REQUIRED TASK: Copy, from the entries below, each line in which the string "Table" appears.
★ ★ ★ ★ ★
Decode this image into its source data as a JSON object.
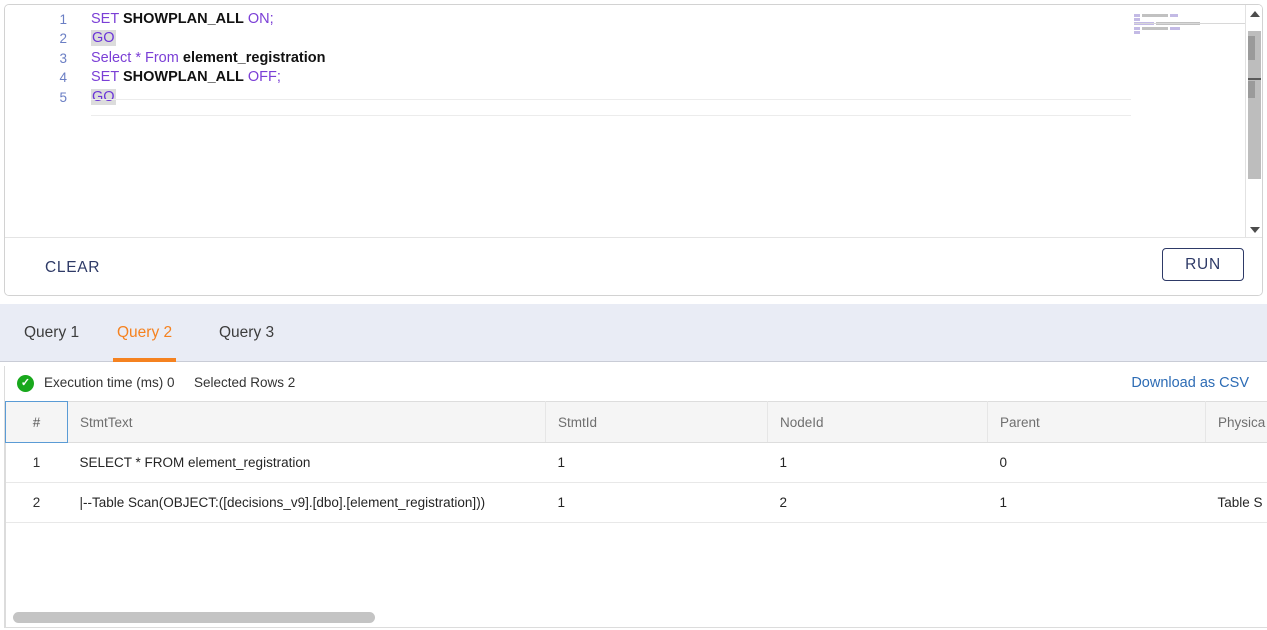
{
  "editor": {
    "lines": [
      {
        "num": "1",
        "tokens": [
          {
            "t": "SET",
            "c": "kw"
          },
          {
            "t": " ",
            "c": "sp"
          },
          {
            "t": "SHOWPLAN_ALL",
            "c": "plain"
          },
          {
            "t": " ",
            "c": "sp"
          },
          {
            "t": "ON",
            "c": "kw"
          },
          {
            "t": ";",
            "c": "kw"
          }
        ]
      },
      {
        "num": "2",
        "tokens": [
          {
            "t": "GO",
            "c": "go"
          }
        ]
      },
      {
        "num": "3",
        "tokens": [
          {
            "t": "Select * From",
            "c": "kw"
          },
          {
            "t": " ",
            "c": "sp"
          },
          {
            "t": "element_registration",
            "c": "plain"
          }
        ]
      },
      {
        "num": "4",
        "tokens": [
          {
            "t": "SET",
            "c": "kw"
          },
          {
            "t": " ",
            "c": "sp"
          },
          {
            "t": "SHOWPLAN_ALL",
            "c": "plain"
          },
          {
            "t": " ",
            "c": "sp"
          },
          {
            "t": "OFF",
            "c": "kw"
          },
          {
            "t": ";",
            "c": "kw"
          }
        ]
      },
      {
        "num": "5",
        "tokens": [
          {
            "t": "GO",
            "c": "go"
          }
        ]
      }
    ],
    "full_text": "SET SHOWPLAN_ALL ON;\nGO\nSelect * From element_registration\nSET SHOWPLAN_ALL OFF;\nGO",
    "colors": {
      "keyword": "#7b3fd6",
      "line_number": "#6a7ec4",
      "identifier": "#111111",
      "go_highlight_bg": "#dcdcdc"
    }
  },
  "toolbar": {
    "clear_label": "CLEAR",
    "run_label": "RUN",
    "accent": "#2e3a67"
  },
  "tabs": {
    "active_index": 1,
    "accent": "#f58220",
    "items": [
      {
        "label": "Query 1"
      },
      {
        "label": "Query 2"
      },
      {
        "label": "Query 3"
      }
    ]
  },
  "results": {
    "status": {
      "icon": "check-circle-icon",
      "icon_color": "#18a81c",
      "execution_time": "Execution time (ms) 0",
      "selected_rows": "Selected Rows 2"
    },
    "download_label": "Download as CSV",
    "download_color": "#2d6cb5",
    "columns": [
      {
        "label": "#"
      },
      {
        "label": "StmtText"
      },
      {
        "label": "StmtId"
      },
      {
        "label": "NodeId"
      },
      {
        "label": "Parent"
      },
      {
        "label": "Physica"
      }
    ],
    "rows": [
      {
        "index": "1",
        "stmt_text": "SELECT * FROM  element_registration",
        "stmt_id": "1",
        "node_id": "1",
        "parent": "0",
        "physical_op": ""
      },
      {
        "index": "2",
        "stmt_text": "  |--Table Scan(OBJECT:([decisions_v9].[dbo].[element_registration]))",
        "stmt_id": "1",
        "node_id": "2",
        "parent": "1",
        "physical_op": "Table S"
      }
    ]
  }
}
★ ★ ★ ★ ★
CORRECT RESULT:
        "stmt_text": "  |--Table Scan(OBJECT:([decisions_v9].[dbo].[element_registration]))",
        "physical_op": "Table S"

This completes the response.